-- Start of Entries shown --

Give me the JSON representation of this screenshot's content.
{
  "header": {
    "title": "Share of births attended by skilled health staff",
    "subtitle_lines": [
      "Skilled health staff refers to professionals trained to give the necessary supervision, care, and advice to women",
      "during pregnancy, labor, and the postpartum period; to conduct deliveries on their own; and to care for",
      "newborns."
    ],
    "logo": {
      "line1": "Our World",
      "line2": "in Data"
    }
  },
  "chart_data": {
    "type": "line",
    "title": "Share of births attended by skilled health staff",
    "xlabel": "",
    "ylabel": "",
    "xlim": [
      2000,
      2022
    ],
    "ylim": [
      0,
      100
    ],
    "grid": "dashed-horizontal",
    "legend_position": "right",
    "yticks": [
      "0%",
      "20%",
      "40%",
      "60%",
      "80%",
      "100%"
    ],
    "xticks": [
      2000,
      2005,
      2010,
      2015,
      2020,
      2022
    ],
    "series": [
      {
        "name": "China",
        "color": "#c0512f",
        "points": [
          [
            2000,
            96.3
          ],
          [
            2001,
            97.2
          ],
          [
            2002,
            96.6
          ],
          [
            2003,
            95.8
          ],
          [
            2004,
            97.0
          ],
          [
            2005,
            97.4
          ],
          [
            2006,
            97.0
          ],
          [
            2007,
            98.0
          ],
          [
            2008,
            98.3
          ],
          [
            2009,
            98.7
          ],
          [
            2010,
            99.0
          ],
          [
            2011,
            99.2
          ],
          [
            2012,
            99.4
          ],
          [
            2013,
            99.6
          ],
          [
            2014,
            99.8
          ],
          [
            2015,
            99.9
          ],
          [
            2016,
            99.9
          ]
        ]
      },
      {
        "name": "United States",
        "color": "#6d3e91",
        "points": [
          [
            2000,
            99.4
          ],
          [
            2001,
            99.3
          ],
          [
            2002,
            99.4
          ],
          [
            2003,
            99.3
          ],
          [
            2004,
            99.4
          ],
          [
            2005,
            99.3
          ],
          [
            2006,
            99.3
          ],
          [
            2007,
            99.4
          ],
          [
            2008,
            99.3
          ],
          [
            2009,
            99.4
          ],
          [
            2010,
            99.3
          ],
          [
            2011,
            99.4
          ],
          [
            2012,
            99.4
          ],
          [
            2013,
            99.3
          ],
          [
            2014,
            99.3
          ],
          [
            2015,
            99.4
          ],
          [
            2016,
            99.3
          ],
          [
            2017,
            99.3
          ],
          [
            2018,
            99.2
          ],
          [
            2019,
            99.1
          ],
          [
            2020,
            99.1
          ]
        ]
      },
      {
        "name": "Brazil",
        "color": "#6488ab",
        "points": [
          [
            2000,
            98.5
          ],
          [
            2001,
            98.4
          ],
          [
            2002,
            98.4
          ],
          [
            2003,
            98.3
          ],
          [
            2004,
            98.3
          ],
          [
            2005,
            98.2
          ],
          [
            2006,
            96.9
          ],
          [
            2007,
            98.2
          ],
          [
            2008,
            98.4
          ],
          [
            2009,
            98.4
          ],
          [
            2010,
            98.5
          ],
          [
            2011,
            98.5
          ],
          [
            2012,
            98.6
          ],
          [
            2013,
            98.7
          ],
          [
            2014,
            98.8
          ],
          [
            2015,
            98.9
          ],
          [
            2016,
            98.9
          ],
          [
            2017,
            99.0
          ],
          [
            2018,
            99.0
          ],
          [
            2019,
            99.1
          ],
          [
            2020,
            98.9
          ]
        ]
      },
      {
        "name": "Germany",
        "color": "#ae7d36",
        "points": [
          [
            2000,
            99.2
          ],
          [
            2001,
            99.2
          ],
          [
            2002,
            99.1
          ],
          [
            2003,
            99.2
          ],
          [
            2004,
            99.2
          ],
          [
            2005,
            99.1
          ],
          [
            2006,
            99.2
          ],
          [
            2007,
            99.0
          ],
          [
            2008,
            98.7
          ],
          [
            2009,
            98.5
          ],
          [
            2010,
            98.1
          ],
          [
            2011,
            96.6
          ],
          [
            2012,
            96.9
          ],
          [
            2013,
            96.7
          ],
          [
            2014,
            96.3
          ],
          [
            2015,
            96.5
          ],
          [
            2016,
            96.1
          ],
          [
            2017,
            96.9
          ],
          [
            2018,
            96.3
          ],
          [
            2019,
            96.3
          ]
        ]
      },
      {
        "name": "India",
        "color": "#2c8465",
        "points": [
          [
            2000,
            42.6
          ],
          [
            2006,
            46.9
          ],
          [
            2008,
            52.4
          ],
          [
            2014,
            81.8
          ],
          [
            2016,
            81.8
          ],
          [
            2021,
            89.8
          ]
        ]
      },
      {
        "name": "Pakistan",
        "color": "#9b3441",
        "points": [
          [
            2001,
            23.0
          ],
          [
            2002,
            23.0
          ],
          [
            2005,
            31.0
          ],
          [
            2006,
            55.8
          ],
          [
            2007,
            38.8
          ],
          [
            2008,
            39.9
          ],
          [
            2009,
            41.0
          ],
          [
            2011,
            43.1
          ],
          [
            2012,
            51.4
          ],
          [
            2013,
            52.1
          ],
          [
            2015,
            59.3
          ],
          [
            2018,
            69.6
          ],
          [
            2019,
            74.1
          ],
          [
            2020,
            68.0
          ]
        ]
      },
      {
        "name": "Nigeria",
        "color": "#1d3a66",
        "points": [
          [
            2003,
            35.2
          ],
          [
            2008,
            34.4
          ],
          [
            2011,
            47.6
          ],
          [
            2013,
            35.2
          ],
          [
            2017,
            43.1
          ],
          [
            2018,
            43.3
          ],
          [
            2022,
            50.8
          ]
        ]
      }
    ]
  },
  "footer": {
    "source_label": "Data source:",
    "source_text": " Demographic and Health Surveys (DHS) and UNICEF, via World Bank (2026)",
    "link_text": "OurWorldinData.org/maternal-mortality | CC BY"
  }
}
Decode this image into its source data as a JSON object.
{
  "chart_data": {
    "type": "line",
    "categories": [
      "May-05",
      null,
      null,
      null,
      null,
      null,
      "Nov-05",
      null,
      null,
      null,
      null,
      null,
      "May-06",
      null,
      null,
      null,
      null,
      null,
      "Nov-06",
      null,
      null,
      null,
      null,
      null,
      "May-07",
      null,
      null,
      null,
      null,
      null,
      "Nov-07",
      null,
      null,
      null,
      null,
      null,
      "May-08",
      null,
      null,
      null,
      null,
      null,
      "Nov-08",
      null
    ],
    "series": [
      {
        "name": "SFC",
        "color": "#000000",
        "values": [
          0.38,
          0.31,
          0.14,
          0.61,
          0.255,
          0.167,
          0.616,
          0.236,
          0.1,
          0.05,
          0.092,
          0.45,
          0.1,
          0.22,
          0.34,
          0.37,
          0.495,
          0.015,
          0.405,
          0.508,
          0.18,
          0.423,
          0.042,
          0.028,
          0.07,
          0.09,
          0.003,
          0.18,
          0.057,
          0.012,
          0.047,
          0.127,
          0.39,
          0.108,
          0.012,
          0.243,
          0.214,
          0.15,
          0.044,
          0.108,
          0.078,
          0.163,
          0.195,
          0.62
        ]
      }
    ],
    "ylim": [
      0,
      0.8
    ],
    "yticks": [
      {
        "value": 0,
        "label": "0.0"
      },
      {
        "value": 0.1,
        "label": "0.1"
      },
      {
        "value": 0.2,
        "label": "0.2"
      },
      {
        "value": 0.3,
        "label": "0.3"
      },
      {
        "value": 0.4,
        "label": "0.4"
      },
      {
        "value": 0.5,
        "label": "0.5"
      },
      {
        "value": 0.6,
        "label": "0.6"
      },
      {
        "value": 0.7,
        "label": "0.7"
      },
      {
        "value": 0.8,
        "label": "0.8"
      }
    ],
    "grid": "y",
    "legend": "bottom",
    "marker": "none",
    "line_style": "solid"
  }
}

-- End of Entries shown --

What to work on - Exactly as written above, please repeat the entries.

Output for this exercise -
Give me the JSON representation of this screenshot's content.
{
  "header": {
    "title": "Share of births attended by skilled health staff",
    "subtitle_lines": [
      "Skilled health staff refers to professionals trained to give the necessary supervision, care, and advice to women",
      "during pregnancy, labor, and the postpartum period; to conduct deliveries on their own; and to care for",
      "newborns."
    ],
    "logo": {
      "line1": "Our World",
      "line2": "in Data"
    }
  },
  "chart_data": {
    "type": "line",
    "title": "Share of births attended by skilled health staff",
    "xlabel": "",
    "ylabel": "",
    "xlim": [
      2000,
      2022
    ],
    "ylim": [
      0,
      100
    ],
    "grid": "dashed-horizontal",
    "legend_position": "right",
    "yticks": [
      "0%",
      "20%",
      "40%",
      "60%",
      "80%",
      "100%"
    ],
    "xticks": [
      2000,
      2005,
      2010,
      2015,
      2020,
      2022
    ],
    "series": [
      {
        "name": "China",
        "color": "#c0512f",
        "points": [
          [
            2000,
            96.3
          ],
          [
            2001,
            97.2
          ],
          [
            2002,
            96.6
          ],
          [
            2003,
            95.8
          ],
          [
            2004,
            97.0
          ],
          [
            2005,
            97.4
          ],
          [
            2006,
            97.0
          ],
          [
            2007,
            98.0
          ],
          [
            2008,
            98.3
          ],
          [
            2009,
            98.7
          ],
          [
            2010,
            99.0
          ],
          [
            2011,
            99.2
          ],
          [
            2012,
            99.4
          ],
          [
            2013,
            99.6
          ],
          [
            2014,
            99.8
          ],
          [
            2015,
            99.9
          ],
          [
            2016,
            99.9
          ]
        ]
      },
      {
        "name": "United States",
        "color": "#6d3e91",
        "points": [
          [
            2000,
            99.4
          ],
          [
            2001,
            99.3
          ],
          [
            2002,
            99.4
          ],
          [
            2003,
            99.3
          ],
          [
            2004,
            99.4
          ],
          [
            2005,
            99.3
          ],
          [
            2006,
            99.3
          ],
          [
            2007,
            99.4
          ],
          [
            2008,
            99.3
          ],
          [
            2009,
            99.4
          ],
          [
            2010,
            99.3
          ],
          [
            2011,
            99.4
          ],
          [
            2012,
            99.4
          ],
          [
            2013,
            99.3
          ],
          [
            2014,
            99.3
          ],
          [
            2015,
            99.4
          ],
          [
            2016,
            99.3
          ],
          [
            2017,
            99.3
          ],
          [
            2018,
            99.2
          ],
          [
            2019,
            99.1
          ],
          [
            2020,
            99.1
          ]
        ]
      },
      {
        "name": "Brazil",
        "color": "#6488ab",
        "points": [
          [
            2000,
            98.5
          ],
          [
            2001,
            98.4
          ],
          [
            2002,
            98.4
          ],
          [
            2003,
            98.3
          ],
          [
            2004,
            98.3
          ],
          [
            2005,
            98.2
          ],
          [
            2006,
            96.9
          ],
          [
            2007,
            98.2
          ],
          [
            2008,
            98.4
          ],
          [
            2009,
            98.4
          ],
          [
            2010,
            98.5
          ],
          [
            2011,
            98.5
          ],
          [
            2012,
            98.6
          ],
          [
            2013,
            98.7
          ],
          [
            2014,
            98.8
          ],
          [
            2015,
            98.9
          ],
          [
            2016,
            98.9
          ],
          [
            2017,
            99.0
          ],
          [
            2018,
            99.0
          ],
          [
            2019,
            99.1
          ],
          [
            2020,
            98.9
          ]
        ]
      },
      {
        "name": "Germany",
        "color": "#ae7d36",
        "points": [
          [
            2000,
            99.2
          ],
          [
            2001,
            99.2
          ],
          [
            2002,
            99.1
          ],
          [
            2003,
            99.2
          ],
          [
            2004,
            99.2
          ],
          [
            2005,
            99.1
          ],
          [
            2006,
            99.2
          ],
          [
            2007,
            99.0
          ],
          [
            2008,
            98.7
          ],
          [
            2009,
            98.5
          ],
          [
            2010,
            98.1
          ],
          [
            2011,
            96.6
          ],
          [
            2012,
            96.9
          ],
          [
            2013,
            96.7
          ],
          [
            2014,
            96.3
          ],
          [
            2015,
            96.5
          ],
          [
            2016,
            96.1
          ],
          [
            2017,
            96.9
          ],
          [
            2018,
            96.3
          ],
          [
            2019,
            96.3
          ]
        ]
      },
      {
        "name": "India",
        "color": "#2c8465",
        "points": [
          [
            2000,
            42.6
          ],
          [
            2006,
            46.9
          ],
          [
            2008,
            52.4
          ],
          [
            2014,
            81.8
          ],
          [
            2016,
            81.8
          ],
          [
            2021,
            89.8
          ]
        ]
      },
      {
        "name": "Pakistan",
        "color": "#9b3441",
        "points": [
          [
            2001,
            23.0
          ],
          [
            2002,
            23.0
          ],
          [
            2005,
            31.0
          ],
          [
            2006,
            55.8
          ],
          [
            2007,
            38.8
          ],
          [
            2008,
            39.9
          ],
          [
            2009,
            41.0
          ],
          [
            2011,
            43.1
          ],
          [
            2012,
            51.4
          ],
          [
            2013,
            52.1
          ],
          [
            2015,
            59.3
          ],
          [
            2018,
            69.6
          ],
          [
            2019,
            74.1
          ],
          [
            2020,
            68.0
          ]
        ]
      },
      {
        "name": "Nigeria",
        "color": "#1d3a66",
        "points": [
          [
            2003,
            35.2
          ],
          [
            2008,
            34.4
          ],
          [
            2011,
            47.6
          ],
          [
            2013,
            35.2
          ],
          [
            2017,
            43.1
          ],
          [
            2018,
            43.3
          ],
          [
            2022,
            50.8
          ]
        ]
      }
    ]
  },
  "footer": {
    "source_label": "Data source:",
    "source_text": " Demographic and Health Surveys (DHS) and UNICEF, via World Bank (2026)",
    "link_text": "OurWorldinData.org/maternal-mortality | CC BY"
  }
}
Decode this image into its source data as a JSON object.
{
  "chart_data": {
    "type": "line",
    "categories": [
      "May-05",
      null,
      null,
      null,
      null,
      null,
      "Nov-05",
      null,
      null,
      null,
      null,
      null,
      "May-06",
      null,
      null,
      null,
      null,
      null,
      "Nov-06",
      null,
      null,
      null,
      null,
      null,
      "May-07",
      null,
      null,
      null,
      null,
      null,
      "Nov-07",
      null,
      null,
      null,
      null,
      null,
      "May-08",
      null,
      null,
      null,
      null,
      null,
      "Nov-08",
      null
    ],
    "series": [
      {
        "name": "SFC",
        "color": "#000000",
        "values": [
          0.38,
          0.31,
          0.14,
          0.61,
          0.255,
          0.167,
          0.616,
          0.236,
          0.1,
          0.05,
          0.092,
          0.45,
          0.1,
          0.22,
          0.34,
          0.37,
          0.495,
          0.015,
          0.405,
          0.508,
          0.18,
          0.423,
          0.042,
          0.028,
          0.07,
          0.09,
          0.003,
          0.18,
          0.057,
          0.012,
          0.047,
          0.127,
          0.39,
          0.108,
          0.012,
          0.243,
          0.214,
          0.15,
          0.044,
          0.108,
          0.078,
          0.163,
          0.195,
          0.62
        ]
      }
    ],
    "ylim": [
      0,
      0.8
    ],
    "yticks": [
      {
        "value": 0,
        "label": "0.0"
      },
      {
        "value": 0.1,
        "label": "0.1"
      },
      {
        "value": 0.2,
        "label": "0.2"
      },
      {
        "value": 0.3,
        "label": "0.3"
      },
      {
        "value": 0.4,
        "label": "0.4"
      },
      {
        "value": 0.5,
        "label": "0.5"
      },
      {
        "value": 0.6,
        "label": "0.6"
      },
      {
        "value": 0.7,
        "label": "0.7"
      },
      {
        "value": 0.8,
        "label": "0.8"
      }
    ],
    "grid": "y",
    "legend": "bottom",
    "marker": "none",
    "line_style": "solid"
  }
}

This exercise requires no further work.